**Exercise instructions:**
Below is a listing; write it out exactly and drop any images from it.
START
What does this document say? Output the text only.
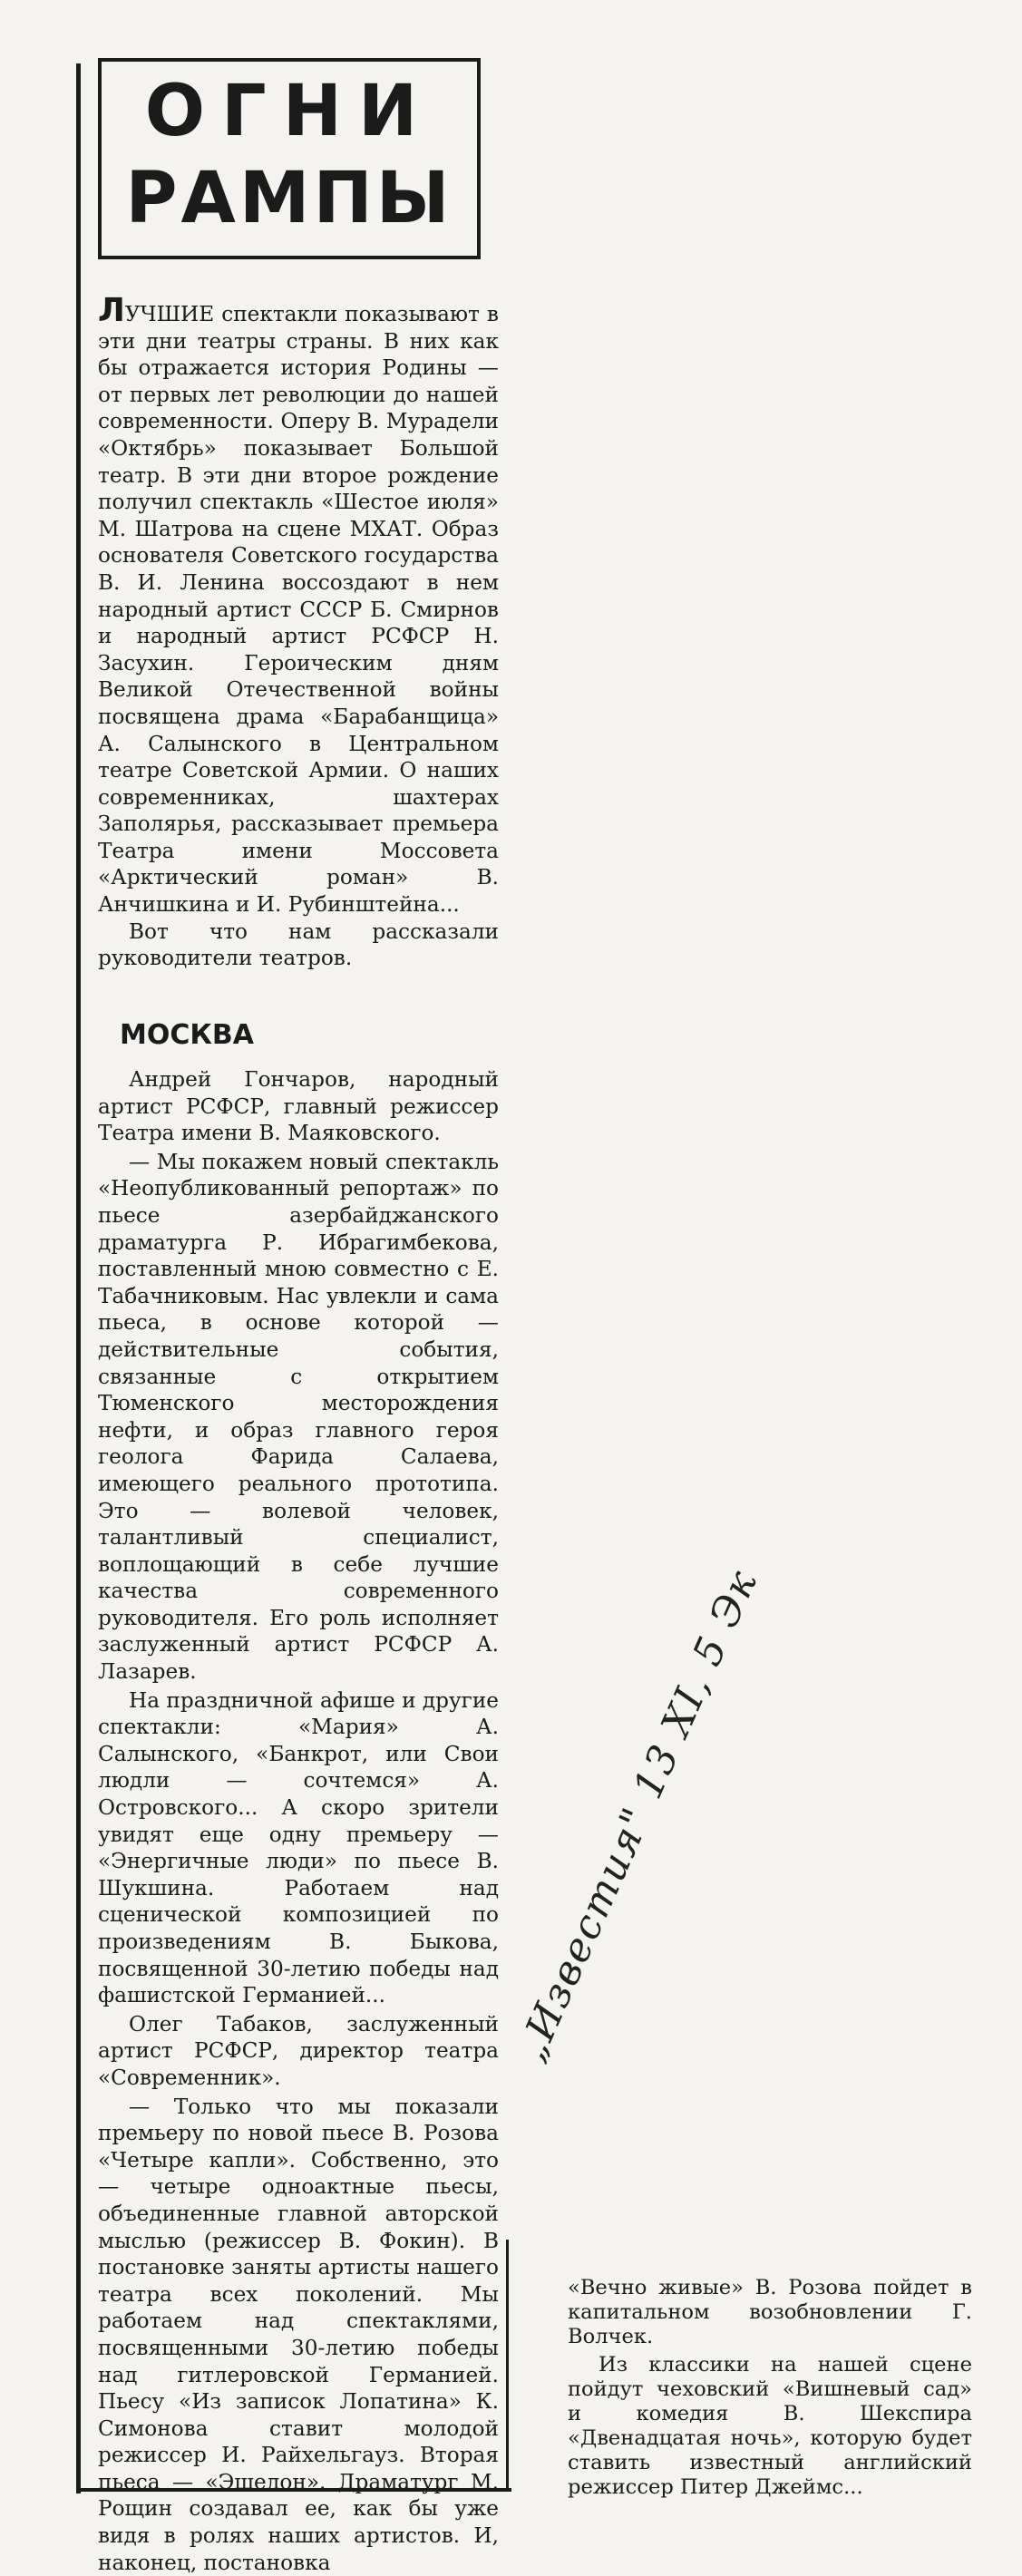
ОГНИ
РАМПЫ

ЛУЧШИЕ спектакли показывают в эти дни театры страны. В них как бы отражается история Родины — от первых лет революции до нашей современности. Оперу В. Мурадели «Октябрь» показывает Большой театр. В эти дни второе рождение получил спектакль «Шестое июля» М. Шатрова на сцене МХАТ. Образ основателя Советского государства В. И. Ленина воссоздают в нем народный артист СССР Б. Смирнов и народный артист РСФСР Н. Засухин. Героическим дням Великой Отечественной войны посвящена драма «Барабанщица» А. Салынского в Центральном театре Советской Армии. О наших современниках, шахтерах Заполярья, рассказывает премьера Театра имени Моссовета «Арктический роман» В. Анчишкина и И. Рубинштейна...

Вот что нам рассказали руководители театров.

МОСКВА

Андрей Гончаров, народный артист РСФСР, главный режиссер Театра имени В. Маяковского.

— Мы покажем новый спектакль «Неопубликованный репортаж» по пьесе азербайджанского драматурга Р. Ибрагимбекова, поставленный мною совместно с Е. Табачниковым. Нас увлекли и сама пьеса, в основе которой — действительные события, связанные с открытием Тюменского месторождения нефти, и образ главного героя геолога Фарида Салаева, имеющего реального прототипа. Это — волевой человек, талантливый специалист, воплощающий в себе лучшие качества современного руководителя. Его роль исполняет заслуженный артист РСФСР А. Лазарев.

На праздничной афише и другие спектакли: «Мария» А. Салынского, «Банкрот, или Свои людли — сочтемся» А. Островского... А скоро зрители увидят еще одну премьеру — «Энергичные люди» по пьесе В. Шукшина. Работаем над сценической композицией по произведениям В. Быкова, посвященной 30-летию победы над фашистской Германией...

Олег Табаков, заслуженный артист РСФСР, директор театра «Современник».

— Только что мы показали премьеру по новой пьесе В. Розова «Четыре капли». Собственно, это — четыре одноактные пьесы, объединенные главной авторской мыслью (режиссер В. Фокин). В постановке заняты артисты нашего театра всех поколений. Мы работаем над спектаклями, посвященными 30-летию победы над гитлеровской Германией. Пьесу «Из записок Лопатина» К. Симонова ставит молодой режиссер И. Райхельгауз. Вторая пьеса — «Эшелон». Драматург М. Рощин создавал ее, как бы уже видя в ролях наших артистов. И, наконец, постановка

«Вечно живые» В. Розова пойдет в капитальном возобновлении Г. Волчек.

Из классики на нашей сцене пойдут чеховский «Вишневый сад» и комедия В. Шекспира «Двенадцатая ночь», которую будет ставить известный английский режиссер Питер Джеймс...

„Известия" 13 XI, 5 Эк
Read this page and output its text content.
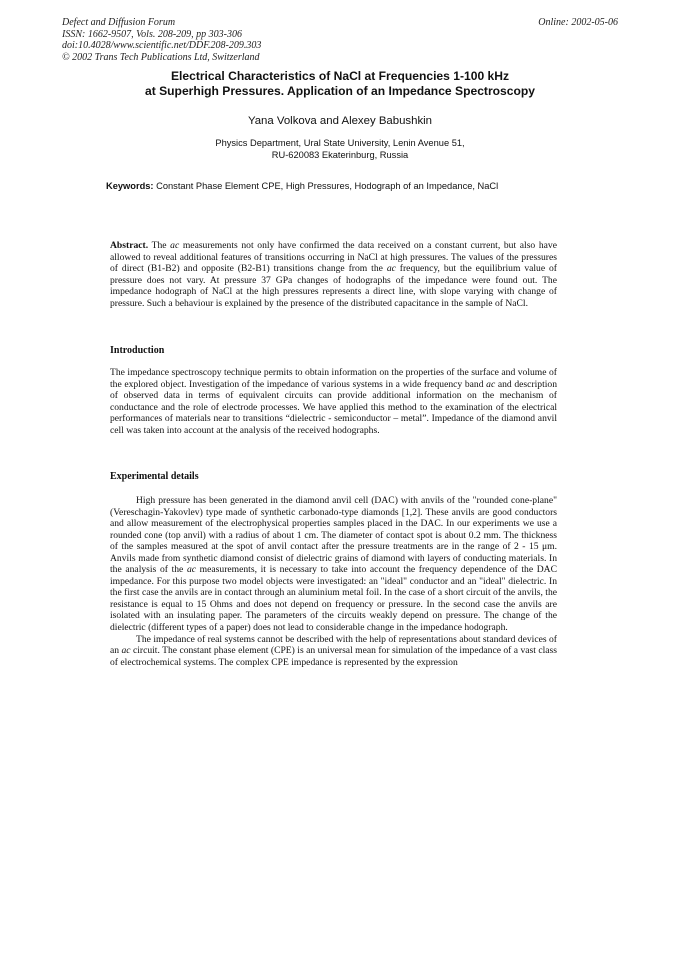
Defect and Diffusion Forum
ISSN: 1662-9507, Vols. 208-209, pp 303-306
doi:10.4028/www.scientific.net/DDF.208-209.303
© 2002 Trans Tech Publications Ltd, Switzerland
Online: 2002-05-06
Electrical Characteristics of NaCl at Frequencies 1-100 kHz
at Superhigh Pressures. Application of an Impedance Spectroscopy
Yana Volkova and Alexey Babushkin
Physics Department, Ural State University, Lenin Avenue 51,
RU-620083 Ekaterinburg, Russia
Keywords: Constant Phase Element CPE, High Pressures, Hodograph of an Impedance, NaCl

Abstract. The ac measurements not only have confirmed the data received on a constant current, but also have allowed to reveal additional features of transitions occurring in NaCl at high pressures. The values of the pressures of direct (B1-B2) and opposite (B2-B1) transitions change from the ac frequency, but the equilibrium value of pressure does not vary. At pressure 37 GPa changes of hodographs of the impedance were found out. The impedance hodograph of NaCl at the high pressures represents a direct line, with slope varying with change of pressure. Such a behaviour is explained by the presence of the distributed capacitance in the sample of NaCl.

Introduction

The impedance spectroscopy technique permits to obtain information on the properties of the surface and volume of the explored object. Investigation of the impedance of various systems in a wide frequency band ac and description of observed data in terms of equivalent circuits can provide additional information on the mechanism of conductance and the role of electrode processes. We have applied this method to the examination of the electrical performances of materials near to transitions “dielectric - semiconductor – metal”. Impedance of the diamond anvil cell was taken into account at the analysis of the received hodographs.

Experimental details

High pressure has been generated in the diamond anvil cell (DAC) with anvils of the "rounded cone-plane" (Vereschagin-Yakovlev) type made of synthetic carbonado-type diamonds [1,2]. These anvils are good conductors and allow measurement of the electrophysical properties samples placed in the DAC. In our experiments we use a rounded cone (top anvil) with a radius of about 1 cm. The diameter of contact spot is about 0.2 mm. The thickness of the samples measured at the spot of anvil contact after the pressure treatments are in the range of 2 - 15 μm. Anvils made from synthetic diamond consist of dielectric grains of diamond with layers of conducting materials. In the analysis of the ac measurements, it is necessary to take into account the frequency dependence of the DAC impedance. For this purpose two model objects were investigated: an "ideal" conductor and an "ideal" dielectric. In the first case the anvils are in contact through an aluminium metal foil. In the case of a short circuit of the anvils, the resistance is equal to 15 Ohms and does not depend on frequency or pressure. In the second case the anvils are isolated with an insulating paper. The parameters of the circuits weakly depend on pressure. The change of the dielectric (different types of a paper) does not lead to considerable change in the impedance hodograph.

The impedance of real systems cannot be described with the help of representations about standard devices of an ac circuit. The constant phase element (CPE) is an universal mean for simulation of the impedance of a vast class of electrochemical systems. The complex CPE impedance is represented by the expression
END
**Finished task:**
What does this document say? Output the text only.
ОГНИ
РАМПЫ

ЛУЧШИЕ спектакли показывают в эти дни театры страны. В них как бы отражается история Родины — от первых лет революции до нашей современности. Оперу В. Мурадели «Октябрь» показывает Большой театр. В эти дни второе рождение получил спектакль «Шестое июля» М. Шатрова на сцене МХАТ. Образ основателя Советского государства В. И. Ленина воссоздают в нем народный артист СССР Б. Смирнов и народный артист РСФСР Н. Засухин. Героическим дням Великой Отечественной войны посвящена драма «Барабанщица» А. Салынского в Центральном театре Советской Армии. О наших современниках, шахтерах Заполярья, рассказывает премьера Театра имени Моссовета «Арктический роман» В. Анчишкина и И. Рубинштейна...

Вот что нам рассказали руководители театров.

МОСКВА

Андрей Гончаров, народный артист РСФСР, главный режиссер Театра имени В. Маяковского.

— Мы покажем новый спектакль «Неопубликованный репортаж» по пьесе азербайджанского драматурга Р. Ибрагимбекова, поставленный мною совместно с Е. Табачниковым. Нас увлекли и сама пьеса, в основе которой — действительные события, связанные с открытием Тюменского месторождения нефти, и образ главного героя геолога Фарида Салаева, имеющего реального прототипа. Это — волевой человек, талантливый специалист, воплощающий в себе лучшие качества современного руководителя. Его роль исполняет заслуженный артист РСФСР А. Лазарев.

На праздничной афише и другие спектакли: «Мария» А. Салынского, «Банкрот, или Свои людли — сочтемся» А. Островского... А скоро зрители увидят еще одну премьеру — «Энергичные люди» по пьесе В. Шукшина. Работаем над сценической композицией по произведениям В. Быкова, посвященной 30-летию победы над фашистской Германией...

Олег Табаков, заслуженный артист РСФСР, директор театра «Современник».

— Только что мы показали премьеру по новой пьесе В. Розова «Четыре капли». Собственно, это — четыре одноактные пьесы, объединенные главной авторской мыслью (режиссер В. Фокин). В постановке заняты артисты нашего театра всех поколений. Мы работаем над спектаклями, посвященными 30-летию победы над гитлеровской Германией. Пьесу «Из записок Лопатина» К. Симонова ставит молодой режиссер И. Райхельгауз. Вторая пьеса — «Эшелон». Драматург М. Рощин создавал ее, как бы уже видя в ролях наших артистов. И, наконец, постановка

«Вечно живые» В. Розова пойдет в капитальном возобновлении Г. Волчек.

Из классики на нашей сцене пойдут чеховский «Вишневый сад» и комедия В. Шекспира «Двенадцатая ночь», которую будет ставить известный английский режиссер Питер Джеймс...

„Известия" 13 XI, 5 Эк
Read this page and output its text content.
Defect and Diffusion Forum
ISSN: 1662-9507, Vols. 208-209, pp 303-306
doi:10.4028/www.scientific.net/DDF.208-209.303
© 2002 Trans Tech Publications Ltd, Switzerland
Online: 2002-05-06
Electrical Characteristics of NaCl at Frequencies 1-100 kHz
at Superhigh Pressures. Application of an Impedance Spectroscopy
Yana Volkova and Alexey Babushkin
Physics Department, Ural State University, Lenin Avenue 51,
RU-620083 Ekaterinburg, Russia
Keywords: Constant Phase Element CPE, High Pressures, Hodograph of an Impedance, NaCl

Abstract. The ac measurements not only have confirmed the data received on a constant current, but also have allowed to reveal additional features of transitions occurring in NaCl at high pressures. The values of the pressures of direct (B1-B2) and opposite (B2-B1) transitions change from the ac frequency, but the equilibrium value of pressure does not vary. At pressure 37 GPa changes of hodographs of the impedance were found out. The impedance hodograph of NaCl at the high pressures represents a direct line, with slope varying with change of pressure. Such a behaviour is explained by the presence of the distributed capacitance in the sample of NaCl.

Introduction

The impedance spectroscopy technique permits to obtain information on the properties of the surface and volume of the explored object. Investigation of the impedance of various systems in a wide frequency band ac and description of observed data in terms of equivalent circuits can provide additional information on the mechanism of conductance and the role of electrode processes. We have applied this method to the examination of the electrical performances of materials near to transitions “dielectric - semiconductor – metal”. Impedance of the diamond anvil cell was taken into account at the analysis of the received hodographs.

Experimental details

High pressure has been generated in the diamond anvil cell (DAC) with anvils of the "rounded cone-plane" (Vereschagin-Yakovlev) type made of synthetic carbonado-type diamonds [1,2]. These anvils are good conductors and allow measurement of the electrophysical properties samples placed in the DAC. In our experiments we use a rounded cone (top anvil) with a radius of about 1 cm. The diameter of contact spot is about 0.2 mm. The thickness of the samples measured at the spot of anvil contact after the pressure treatments are in the range of 2 - 15 μm. Anvils made from synthetic diamond consist of dielectric grains of diamond with layers of conducting materials. In the analysis of the ac measurements, it is necessary to take into account the frequency dependence of the DAC impedance. For this purpose two model objects were investigated: an "ideal" conductor and an "ideal" dielectric. In the first case the anvils are in contact through an aluminium metal foil. In the case of a short circuit of the anvils, the resistance is equal to 15 Ohms and does not depend on frequency or pressure. In the second case the anvils are isolated with an insulating paper. The parameters of the circuits weakly depend on pressure. The change of the dielectric (different types of a paper) does not lead to considerable change in the impedance hodograph.

The impedance of real systems cannot be described with the help of representations about standard devices of an ac circuit. The constant phase element (CPE) is an universal mean for simulation of the impedance of a vast class of electrochemical systems. The complex CPE impedance is represented by the expression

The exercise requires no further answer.